_EXERCISE OBJECTIVE_: Quote the records in full and leave their pictures out.

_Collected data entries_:
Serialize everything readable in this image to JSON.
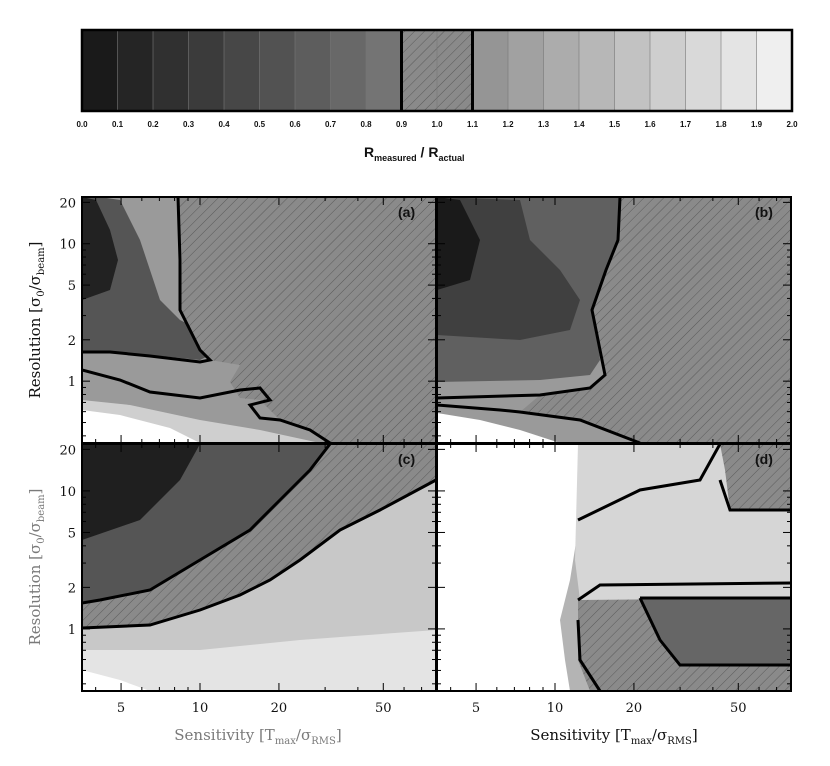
{
  "chart_data": {
    "type": "heatmap",
    "colorbar": {
      "ticks": [
        "0.0",
        "0.1",
        "0.2",
        "0.3",
        "0.4",
        "0.5",
        "0.6",
        "0.7",
        "0.8",
        "0.9",
        "1.0",
        "1.1",
        "1.2",
        "1.3",
        "1.4",
        "1.5",
        "1.6",
        "1.7",
        "1.8",
        "1.9",
        "2.0"
      ],
      "highlight_range": [
        0.9,
        1.1
      ],
      "label_main_1": "R",
      "label_sub_1": "measured",
      "label_sep": " / ",
      "label_main_2": "R",
      "label_sub_2": "actual"
    },
    "x_axis": {
      "scale": "log",
      "tick_labels": [
        "5",
        "10",
        "20",
        "50"
      ],
      "title_main": "Sensitivity [T",
      "title_sub1": "max",
      "title_mid": "/σ",
      "title_sub2": "RMS",
      "title_end": "]"
    },
    "y_axis": {
      "scale": "log",
      "tick_labels": [
        "1",
        "2",
        "5",
        "10",
        "20"
      ],
      "title_main": "Resolution [σ",
      "title_sub1": "0",
      "title_mid": "/σ",
      "title_sub2": "beam",
      "title_end": "]"
    },
    "panels": [
      {
        "id": "a",
        "label": "(a)"
      },
      {
        "id": "b",
        "label": "(b)"
      },
      {
        "id": "c",
        "label": "(c)"
      },
      {
        "id": "d",
        "label": "(d)"
      }
    ]
  }
}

_CORRECT RESPONSE_:
Serialize everything readable in this image to JSON.
{
  "chart_data": {
    "type": "heatmap",
    "colorbar": {
      "ticks": [
        "0.0",
        "0.1",
        "0.2",
        "0.3",
        "0.4",
        "0.5",
        "0.6",
        "0.7",
        "0.8",
        "0.9",
        "1.0",
        "1.1",
        "1.2",
        "1.3",
        "1.4",
        "1.5",
        "1.6",
        "1.7",
        "1.8",
        "1.9",
        "2.0"
      ],
      "highlight_range": [
        0.9,
        1.1
      ],
      "label_main_1": "R",
      "label_sub_1": "measured",
      "label_sep": " / ",
      "label_main_2": "R",
      "label_sub_2": "actual"
    },
    "x_axis": {
      "scale": "log",
      "tick_labels": [
        "5",
        "10",
        "20",
        "50"
      ],
      "title_main": "Sensitivity [T",
      "title_sub1": "max",
      "title_mid": "/σ",
      "title_sub2": "RMS",
      "title_end": "]"
    },
    "y_axis": {
      "scale": "log",
      "tick_labels": [
        "1",
        "2",
        "5",
        "10",
        "20"
      ],
      "title_main": "Resolution [σ",
      "title_sub1": "0",
      "title_mid": "/σ",
      "title_sub2": "beam",
      "title_end": "]"
    },
    "panels": [
      {
        "id": "a",
        "label": "(a)"
      },
      {
        "id": "b",
        "label": "(b)"
      },
      {
        "id": "c",
        "label": "(c)"
      },
      {
        "id": "d",
        "label": "(d)"
      }
    ]
  }
}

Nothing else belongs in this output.